> [Zadania do wykonania]:
(A) Przepisz fragment tekstu o zmianach w oprogramowaniu Apple, zaczynając od „Wniosek dla nas?” i kończąc na „w sferze marzeń.”. Zamień przy tym „słodko-gorzki” na „udany”.
(B) Powtórz słowo w słowo wiersze wejściowe, zaczynając od pierwszego z nich i kończąc na wierszu zawierającym „title-block: April 2024”, łącznie z nim.

> [Fragment tekstu]:

Rok 2025 w ekosystemie Apple dobiega końca. Był to czas, w którym systemy naszych iPhone’ów i Maków zmieniły się wizualnie nie do poznania, a iPad wreszcie stał się używalnym komputerem.
Wniosek dla nas? To, co miało wyglądać – wygląda świetnie. To, co miało „gadać” – w Polsce tradycyjnie milczy.
Serwis MacRumors podsumował rok 2025, wskazując pięć zmian w oprogramowaniu, które zdefiniowały ostatnie 12 miesięcy. Z perspektywy polskiego użytkownika był to rok słodko-gorzki. Dostaliśmy nowy design i narzędzia, ale zaawansowane funkcje komunikacyjne pozostały w sferze marzeń.
Oto co Apple faktycznie zmieniło w naszych urządzeniach w 2025 roku:
1. Liquid Glass: pożegnaliśmy płaski interfejs
To zmiana, którą oglądamy na ekranach od jesiennej aktualizacji. Apple wdrożyło styl Liquid Glass, który definitywnie zastąpił płaskie elementy interfejsu znane od dekady. Zamiast nieprzezroczystych belek, systemy iOS 26 i macOS są teraz pełne półprzezroczystych warstw, które reagują na to, co znajduje się pod spodem. Był to największy redesign od czasów iOS 7, ujednolicający wygląd systemów od zegarka po telewizor.
2. iPadOS 26: tablet, który przestał udawać
Użytkownicy iPadów w 2025 roku wreszcie odetchnęli z ulgą. System iPadOS 26 wprowadził pełnoprawny system okienkowy – aplikacje można teraz dowolnie skalować i nakładać na siebie, co zakończyło erę sztywnych podziałów ekranu. Pojawienie się systemowego Paska Menu (Menu Bar) u góry ekranu i upodobnienie kursora do tego z Maca sprawiło, iż w mijającym roku iPad stał się wreszcie realnym narzędziem pracy wielozadaniowej.

> [Wiersze wejściowe]:
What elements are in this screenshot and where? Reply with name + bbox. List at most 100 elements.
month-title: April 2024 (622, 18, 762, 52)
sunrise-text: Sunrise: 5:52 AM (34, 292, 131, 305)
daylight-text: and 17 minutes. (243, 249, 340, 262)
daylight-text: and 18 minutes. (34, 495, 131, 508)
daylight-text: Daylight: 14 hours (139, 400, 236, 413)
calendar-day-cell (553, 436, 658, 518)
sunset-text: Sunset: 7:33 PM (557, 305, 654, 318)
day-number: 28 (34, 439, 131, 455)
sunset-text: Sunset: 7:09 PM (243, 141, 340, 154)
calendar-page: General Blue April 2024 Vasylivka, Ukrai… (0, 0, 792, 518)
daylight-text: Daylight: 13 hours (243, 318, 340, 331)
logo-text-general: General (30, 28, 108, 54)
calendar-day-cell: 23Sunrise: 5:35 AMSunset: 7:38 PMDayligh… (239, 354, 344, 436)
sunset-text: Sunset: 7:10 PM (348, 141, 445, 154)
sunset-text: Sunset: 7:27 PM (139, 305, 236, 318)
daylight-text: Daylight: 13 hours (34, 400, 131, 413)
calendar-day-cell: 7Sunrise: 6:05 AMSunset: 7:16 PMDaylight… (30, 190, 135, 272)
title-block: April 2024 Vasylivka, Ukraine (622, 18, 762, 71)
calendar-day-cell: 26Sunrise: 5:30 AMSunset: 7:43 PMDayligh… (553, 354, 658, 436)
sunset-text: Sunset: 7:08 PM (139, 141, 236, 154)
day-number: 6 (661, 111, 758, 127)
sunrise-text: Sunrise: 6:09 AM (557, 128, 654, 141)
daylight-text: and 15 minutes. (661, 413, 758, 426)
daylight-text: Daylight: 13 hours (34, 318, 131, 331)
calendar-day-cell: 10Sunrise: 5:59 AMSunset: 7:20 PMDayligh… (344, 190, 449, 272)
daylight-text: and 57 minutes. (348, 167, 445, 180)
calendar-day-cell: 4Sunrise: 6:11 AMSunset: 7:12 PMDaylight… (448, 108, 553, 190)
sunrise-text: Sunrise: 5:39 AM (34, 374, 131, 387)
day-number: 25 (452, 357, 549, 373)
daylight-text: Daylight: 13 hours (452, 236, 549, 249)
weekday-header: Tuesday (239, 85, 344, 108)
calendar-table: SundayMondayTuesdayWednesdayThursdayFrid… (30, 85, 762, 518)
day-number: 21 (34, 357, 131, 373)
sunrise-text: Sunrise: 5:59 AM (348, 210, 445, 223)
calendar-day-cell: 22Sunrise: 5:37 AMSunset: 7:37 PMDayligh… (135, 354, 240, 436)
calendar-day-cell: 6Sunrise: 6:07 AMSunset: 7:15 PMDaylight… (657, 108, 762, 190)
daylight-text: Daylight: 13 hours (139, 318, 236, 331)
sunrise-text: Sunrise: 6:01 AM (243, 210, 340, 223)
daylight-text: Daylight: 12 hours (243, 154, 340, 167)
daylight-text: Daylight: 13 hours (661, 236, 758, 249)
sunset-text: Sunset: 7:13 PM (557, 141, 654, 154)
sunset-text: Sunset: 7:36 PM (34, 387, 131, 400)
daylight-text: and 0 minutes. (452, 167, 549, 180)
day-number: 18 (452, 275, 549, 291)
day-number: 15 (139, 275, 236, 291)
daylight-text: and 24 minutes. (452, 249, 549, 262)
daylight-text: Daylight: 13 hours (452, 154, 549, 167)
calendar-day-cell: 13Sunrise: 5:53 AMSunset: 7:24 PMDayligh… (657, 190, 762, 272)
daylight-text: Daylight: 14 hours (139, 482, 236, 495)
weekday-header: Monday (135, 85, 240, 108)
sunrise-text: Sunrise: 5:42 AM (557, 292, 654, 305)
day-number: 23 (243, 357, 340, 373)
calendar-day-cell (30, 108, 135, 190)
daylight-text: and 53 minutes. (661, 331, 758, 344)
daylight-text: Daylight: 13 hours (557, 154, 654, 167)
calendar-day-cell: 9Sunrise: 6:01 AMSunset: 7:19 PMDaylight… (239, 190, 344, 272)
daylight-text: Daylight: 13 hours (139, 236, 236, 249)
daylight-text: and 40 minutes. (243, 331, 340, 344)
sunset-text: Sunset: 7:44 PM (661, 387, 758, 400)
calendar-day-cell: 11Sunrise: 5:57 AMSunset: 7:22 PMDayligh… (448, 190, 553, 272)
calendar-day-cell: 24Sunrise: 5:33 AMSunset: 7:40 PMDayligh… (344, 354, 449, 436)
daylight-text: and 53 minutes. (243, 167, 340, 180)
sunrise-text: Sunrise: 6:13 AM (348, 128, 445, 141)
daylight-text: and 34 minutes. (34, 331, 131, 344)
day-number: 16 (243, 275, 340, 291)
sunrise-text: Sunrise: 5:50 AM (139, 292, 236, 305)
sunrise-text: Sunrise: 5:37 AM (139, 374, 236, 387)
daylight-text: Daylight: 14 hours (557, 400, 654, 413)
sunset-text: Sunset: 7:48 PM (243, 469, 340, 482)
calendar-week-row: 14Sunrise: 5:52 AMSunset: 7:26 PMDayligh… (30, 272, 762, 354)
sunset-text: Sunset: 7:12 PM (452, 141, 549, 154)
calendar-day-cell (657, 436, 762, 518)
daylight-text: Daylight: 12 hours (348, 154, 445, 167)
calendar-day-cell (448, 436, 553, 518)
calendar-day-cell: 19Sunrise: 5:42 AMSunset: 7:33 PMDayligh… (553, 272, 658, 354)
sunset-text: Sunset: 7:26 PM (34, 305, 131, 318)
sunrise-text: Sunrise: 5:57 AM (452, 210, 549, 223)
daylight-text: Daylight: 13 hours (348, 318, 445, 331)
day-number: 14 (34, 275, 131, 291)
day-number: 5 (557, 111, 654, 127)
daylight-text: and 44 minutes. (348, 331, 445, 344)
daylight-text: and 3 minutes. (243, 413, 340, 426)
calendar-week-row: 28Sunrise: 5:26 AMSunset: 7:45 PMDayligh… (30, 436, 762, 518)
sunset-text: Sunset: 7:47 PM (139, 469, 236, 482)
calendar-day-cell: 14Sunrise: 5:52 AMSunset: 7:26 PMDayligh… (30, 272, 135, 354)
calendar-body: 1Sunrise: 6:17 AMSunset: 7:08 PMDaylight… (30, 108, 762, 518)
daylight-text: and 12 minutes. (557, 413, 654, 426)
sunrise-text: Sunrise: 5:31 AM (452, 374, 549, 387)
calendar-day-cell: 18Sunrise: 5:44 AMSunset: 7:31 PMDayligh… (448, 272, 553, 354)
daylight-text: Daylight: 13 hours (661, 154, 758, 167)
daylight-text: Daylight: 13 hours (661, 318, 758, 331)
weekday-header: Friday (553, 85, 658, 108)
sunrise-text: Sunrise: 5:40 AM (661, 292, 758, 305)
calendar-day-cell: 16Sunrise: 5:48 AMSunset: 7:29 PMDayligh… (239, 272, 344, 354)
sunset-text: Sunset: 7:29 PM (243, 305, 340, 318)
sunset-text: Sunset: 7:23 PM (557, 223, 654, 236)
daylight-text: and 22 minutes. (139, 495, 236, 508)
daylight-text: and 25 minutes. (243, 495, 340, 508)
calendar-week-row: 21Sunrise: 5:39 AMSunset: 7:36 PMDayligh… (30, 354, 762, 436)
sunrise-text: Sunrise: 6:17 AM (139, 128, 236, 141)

> [Lista odpowiedzi]:
(A)
Wniosek dla nas? To, co miało wyglądać – wygląda świetnie. To, co miało „gadać” – w Polsce tradycyjnie milczy.
Serwis MacRumors podsumował rok 2025, wskazując pięć zmian w oprogramowaniu, które zdefiniowały ostatnie 12 miesięcy. Z perspektywy polskiego użytkownika był to rok udany. Dostaliśmy nowy design i narzędzia, ale zaawansowane funkcje komunikacyjne pozostały w sferze marzeń.

(B)
What elements are in this screenshot and where? Reply with name + bbox. List at most 100 elements.
month-title: April 2024 (622, 18, 762, 52)
sunrise-text: Sunrise: 5:52 AM (34, 292, 131, 305)
daylight-text: and 17 minutes. (243, 249, 340, 262)
daylight-text: and 18 minutes. (34, 495, 131, 508)
daylight-text: Daylight: 14 hours (139, 400, 236, 413)
calendar-day-cell (553, 436, 658, 518)
sunset-text: Sunset: 7:33 PM (557, 305, 654, 318)
day-number: 28 (34, 439, 131, 455)
sunset-text: Sunset: 7:09 PM (243, 141, 340, 154)
calendar-page: General Blue April 2024 Vasylivka, Ukrai… (0, 0, 792, 518)
daylight-text: Daylight: 13 hours (243, 318, 340, 331)
logo-text-general: General (30, 28, 108, 54)
calendar-day-cell: 23Sunrise: 5:35 AMSunset: 7:38 PMDayligh… (239, 354, 344, 436)
sunset-text: Sunset: 7:10 PM (348, 141, 445, 154)
sunset-text: Sunset: 7:27 PM (139, 305, 236, 318)
daylight-text: Daylight: 13 hours (34, 400, 131, 413)
calendar-day-cell: 7Sunrise: 6:05 AMSunset: 7:16 PMDaylight… (30, 190, 135, 272)
title-block: April 2024 Vasylivka, Ukraine (622, 18, 762, 71)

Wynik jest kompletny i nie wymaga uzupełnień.